Set down each record exactly as written.

+ + + +

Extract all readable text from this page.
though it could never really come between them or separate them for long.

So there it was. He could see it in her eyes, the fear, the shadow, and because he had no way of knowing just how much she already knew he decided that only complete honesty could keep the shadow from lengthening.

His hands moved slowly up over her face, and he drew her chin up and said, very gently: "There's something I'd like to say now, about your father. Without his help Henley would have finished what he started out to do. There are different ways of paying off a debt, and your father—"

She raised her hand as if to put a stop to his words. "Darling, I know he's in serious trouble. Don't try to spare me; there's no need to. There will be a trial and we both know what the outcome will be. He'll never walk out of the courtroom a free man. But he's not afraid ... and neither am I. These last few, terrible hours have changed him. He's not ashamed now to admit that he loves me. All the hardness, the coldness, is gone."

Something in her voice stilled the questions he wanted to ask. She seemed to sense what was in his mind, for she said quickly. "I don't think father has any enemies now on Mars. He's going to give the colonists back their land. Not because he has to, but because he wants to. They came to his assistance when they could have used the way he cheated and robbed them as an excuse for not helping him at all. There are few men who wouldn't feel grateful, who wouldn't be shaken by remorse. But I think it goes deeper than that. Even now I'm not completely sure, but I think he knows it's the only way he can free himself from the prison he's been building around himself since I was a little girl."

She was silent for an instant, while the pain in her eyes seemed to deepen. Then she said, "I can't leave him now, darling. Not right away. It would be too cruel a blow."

+ + + +

### FINISHED EXERCISE
Extract all readable text from this page.
though it could never really come between them or separate them for long.

So there it was. He could see it in her eyes, the fear, the shadow, and because he had no way of knowing just how much she already knew he decided that only complete honesty could keep the shadow from lengthening.

His hands moved slowly up over her face, and he drew her chin up and said, very gently: "There's something I'd like to say now, about your father. Without his help Henley would have finished what he started out to do. There are different ways of paying off a debt, and your father—"

She raised her hand as if to put a stop to his words. "Darling, I know he's in serious trouble. Don't try to spare me; there's no need to. There will be a trial and we both know what the outcome will be. He'll never walk out of the courtroom a free man. But he's not afraid ... and neither am I. These last few, terrible hours have changed him. He's not ashamed now to admit that he loves me. All the hardness, the coldness, is gone."

Something in her voice stilled the questions he wanted to ask. She seemed to sense what was in his mind, for she said quickly. "I don't think father has any enemies now on Mars. He's going to give the colonists back their land. Not because he has to, but because he wants to. They came to his assistance when they could have used the way he cheated and robbed them as an excuse for not helping him at all. There are few men who wouldn't feel grateful, who wouldn't be shaken by remorse. But I think it goes deeper than that. Even now I'm not completely sure, but I think he knows it's the only way he can free himself from the prison he's been building around himself since I was a little girl."

She was silent for an instant, while the pain in her eyes seemed to deepen. Then she said, "I can't leave him now, darling. Not right away. It would be too cruel a blow."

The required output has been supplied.